▸ **WHAT THE TASK ASKS**
Count the lines below that include the word "FORWARDING" and write that number alone.

----- INFORMATION GIVEN -----

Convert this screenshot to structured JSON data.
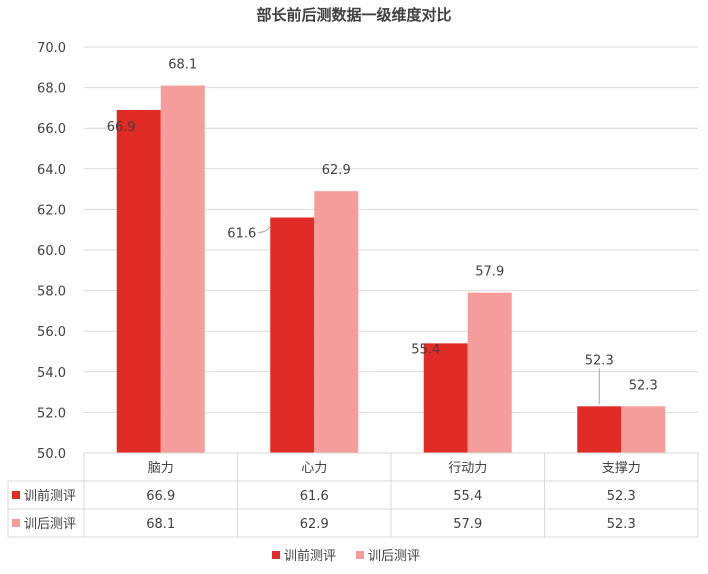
{
  "chart_data": {
    "type": "bar",
    "title": "部长前后测数据一级维度对比",
    "categories": [
      "脑力",
      "心力",
      "行动力",
      "支撑力"
    ],
    "series": [
      {
        "name": "训前测评",
        "values": [
          66.9,
          61.6,
          55.4,
          52.3
        ],
        "color": "#e02b26"
      },
      {
        "name": "训后测评",
        "values": [
          68.1,
          62.9,
          57.9,
          52.3
        ],
        "color": "#f59d9b"
      }
    ],
    "ylim": [
      50.0,
      70.0
    ],
    "yticks": [
      "50.0",
      "52.0",
      "54.0",
      "56.0",
      "58.0",
      "60.0",
      "62.0",
      "64.0",
      "66.0",
      "68.0",
      "70.0"
    ],
    "grid": true,
    "legend": "bottom",
    "data_table": true
  }
}
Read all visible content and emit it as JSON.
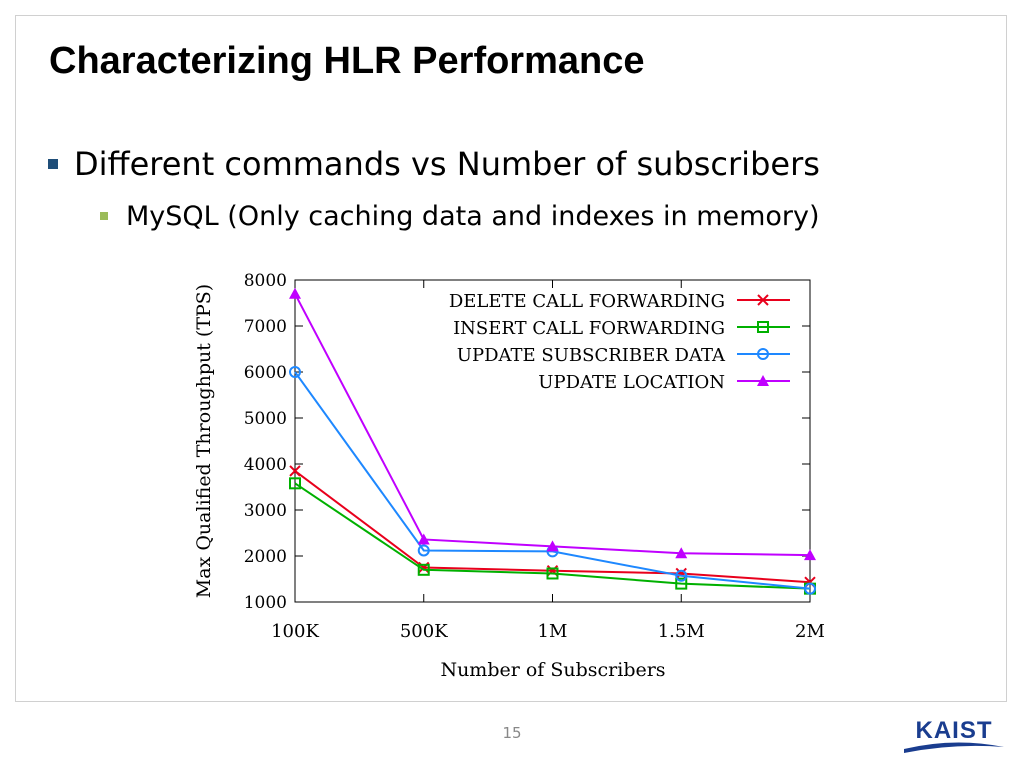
{
  "slide": {
    "title": "Characterizing HLR Performance",
    "bullet1": "Different commands vs Number of subscribers",
    "bullet2": "MySQL (Only caching data and indexes in memory)",
    "page_number": "15",
    "logo_text": "KAIST"
  },
  "colors": {
    "bullet1_marker": "#1f4e79",
    "bullet2_marker": "#9bbb59",
    "logo": "#1a3d8f"
  },
  "chart_data": {
    "type": "line",
    "xlabel": "Number of Subscribers",
    "ylabel": "Max Qualified Throughput (TPS)",
    "categories": [
      "100K",
      "500K",
      "1M",
      "1.5M",
      "2M"
    ],
    "ylim": [
      1000,
      8000
    ],
    "yticks": [
      "1000",
      "2000",
      "3000",
      "4000",
      "5000",
      "6000",
      "7000",
      "8000"
    ],
    "grid": false,
    "legend_position": "top-right",
    "series": [
      {
        "name": "DELETE CALL FORWARDING",
        "color": "#e8001c",
        "marker": "x",
        "values": [
          3850,
          1750,
          1680,
          1620,
          1430
        ]
      },
      {
        "name": "INSERT CALL FORWARDING",
        "color": "#00b000",
        "marker": "square",
        "values": [
          3580,
          1700,
          1620,
          1400,
          1290
        ]
      },
      {
        "name": "UPDATE SUBSCRIBER DATA",
        "color": "#1e88ff",
        "marker": "circle",
        "values": [
          6000,
          2120,
          2100,
          1570,
          1290
        ]
      },
      {
        "name": "UPDATE LOCATION",
        "color": "#c000ff",
        "marker": "triangle",
        "values": [
          7700,
          2360,
          2210,
          2060,
          2020
        ]
      }
    ]
  }
}
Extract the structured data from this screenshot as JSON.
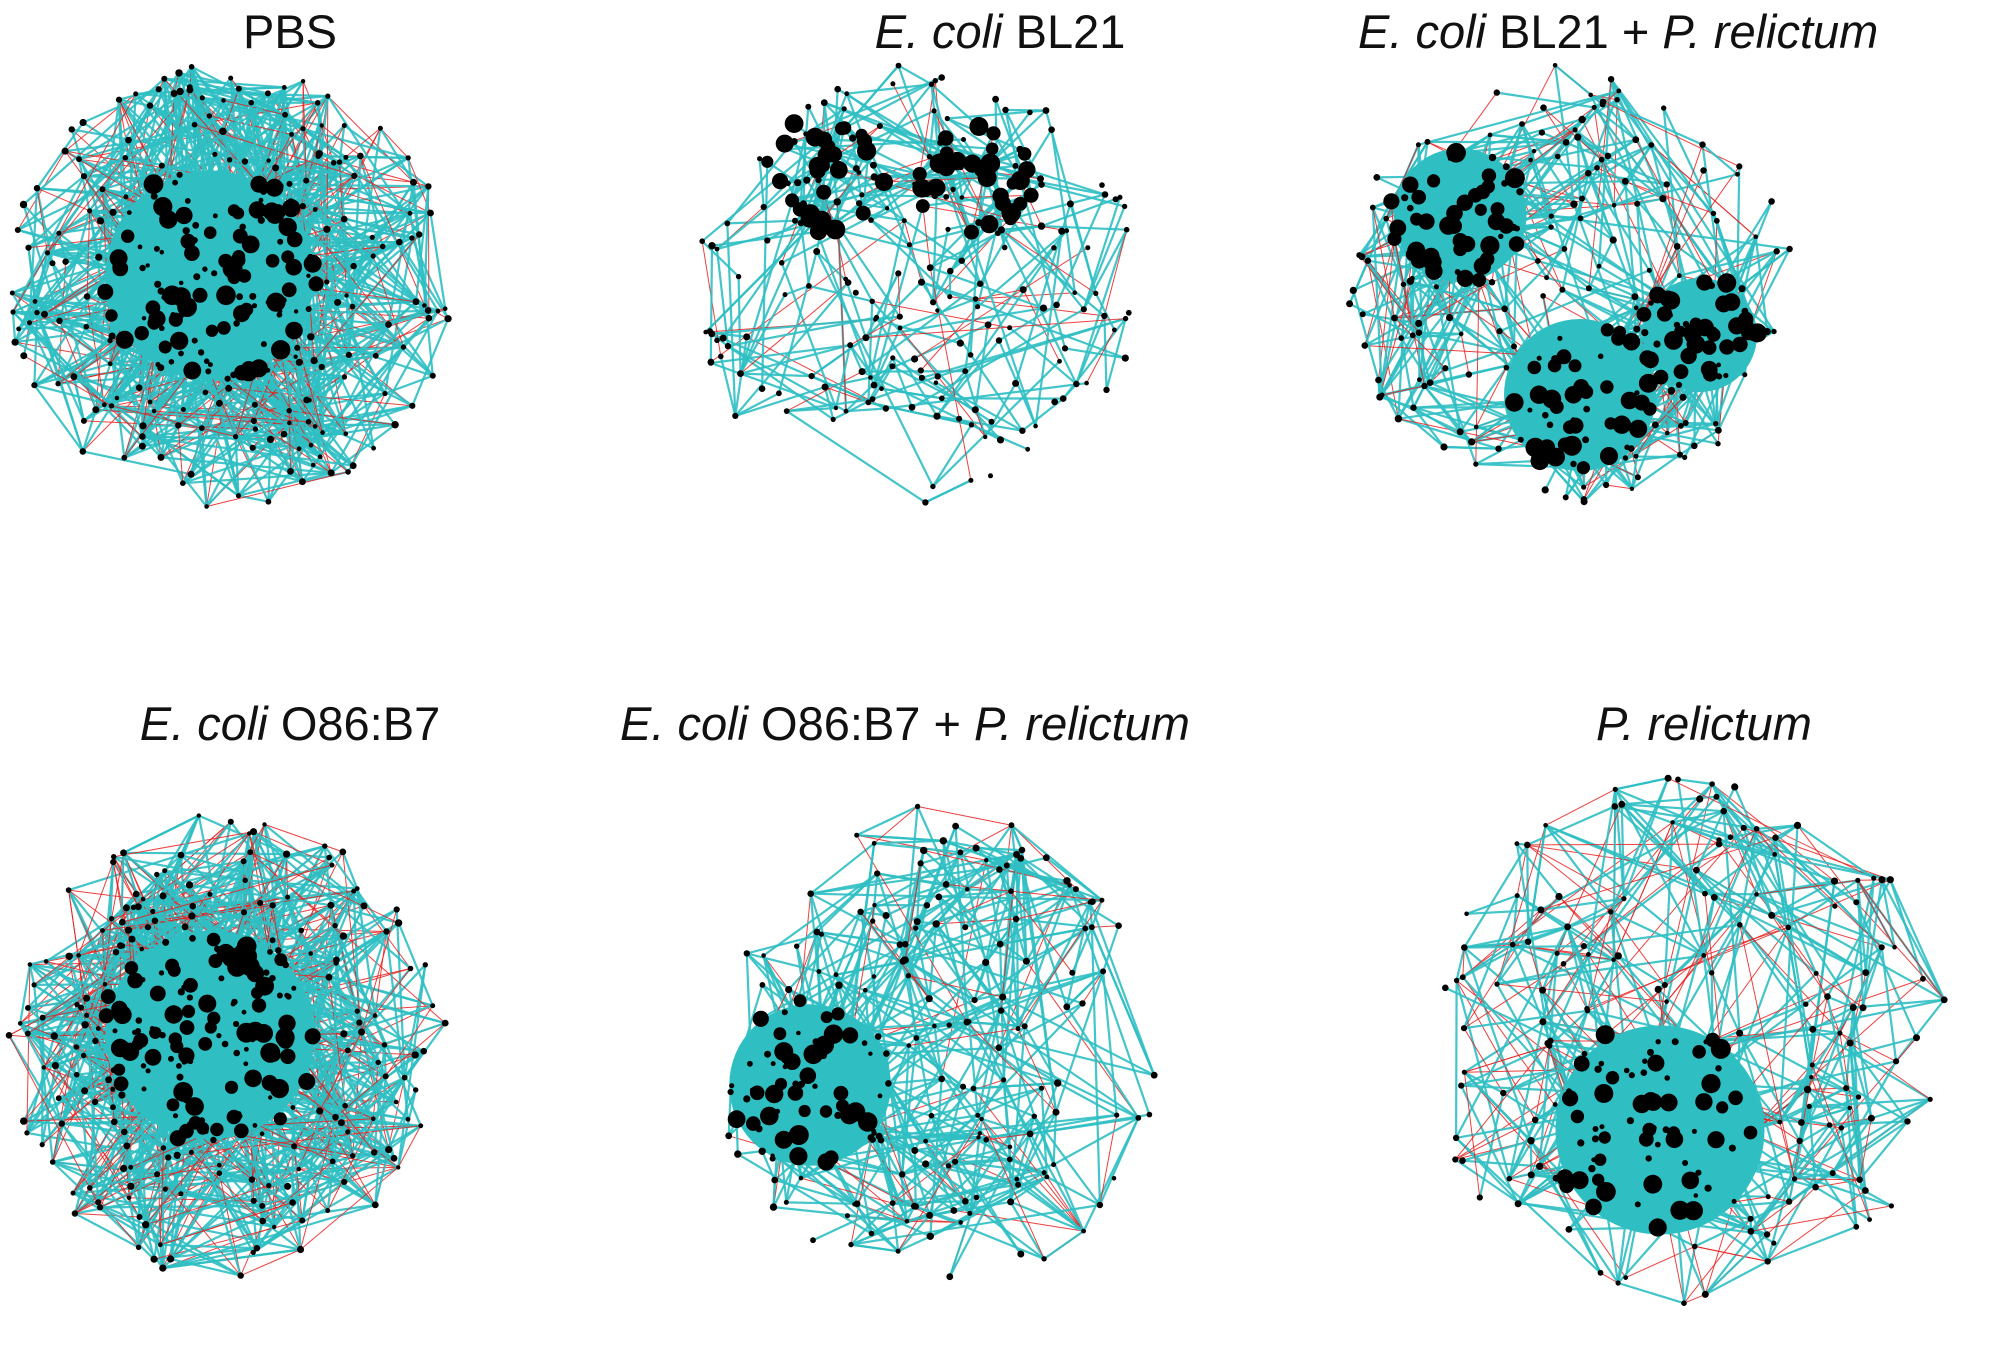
{
  "figure": {
    "colors": {
      "positive_edge": "#2fbfc3",
      "negative_edge": "#e8201f",
      "node": "#000000"
    },
    "panels": [
      {
        "id": "pbs",
        "title": [
          {
            "text": "PBS",
            "italic": false
          }
        ],
        "layout": "ball",
        "density": 1.0,
        "red": 0.22
      },
      {
        "id": "bl21",
        "title": [
          {
            "text": "E. coli",
            "italic": true
          },
          {
            "text": " BL21",
            "italic": false
          }
        ],
        "layout": "sparse",
        "density": 0.25,
        "red": 0.12
      },
      {
        "id": "bl21-prel",
        "title": [
          {
            "text": "E. coli",
            "italic": true
          },
          {
            "text": " BL21 + ",
            "italic": false
          },
          {
            "text": "P. relictum",
            "italic": true
          }
        ],
        "layout": "clusters",
        "density": 0.55,
        "red": 0.25
      },
      {
        "id": "o86",
        "title": [
          {
            "text": "E. coli",
            "italic": true
          },
          {
            "text": " O86:B7",
            "italic": false
          }
        ],
        "layout": "ball",
        "density": 1.0,
        "red": 0.3
      },
      {
        "id": "o86-prel",
        "title": [
          {
            "text": "E. coli",
            "italic": true
          },
          {
            "text": " O86:B7 + ",
            "italic": false
          },
          {
            "text": "P. relictum",
            "italic": true
          }
        ],
        "layout": "left-cluster",
        "density": 0.45,
        "red": 0.12
      },
      {
        "id": "prel",
        "title": [
          {
            "text": "P. relictum",
            "italic": false,
            "italic_override": true
          }
        ],
        "layout": "bottom-cluster",
        "density": 0.45,
        "red": 0.28
      }
    ]
  }
}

-----

▸ **EXERCISE SOLUTION**
2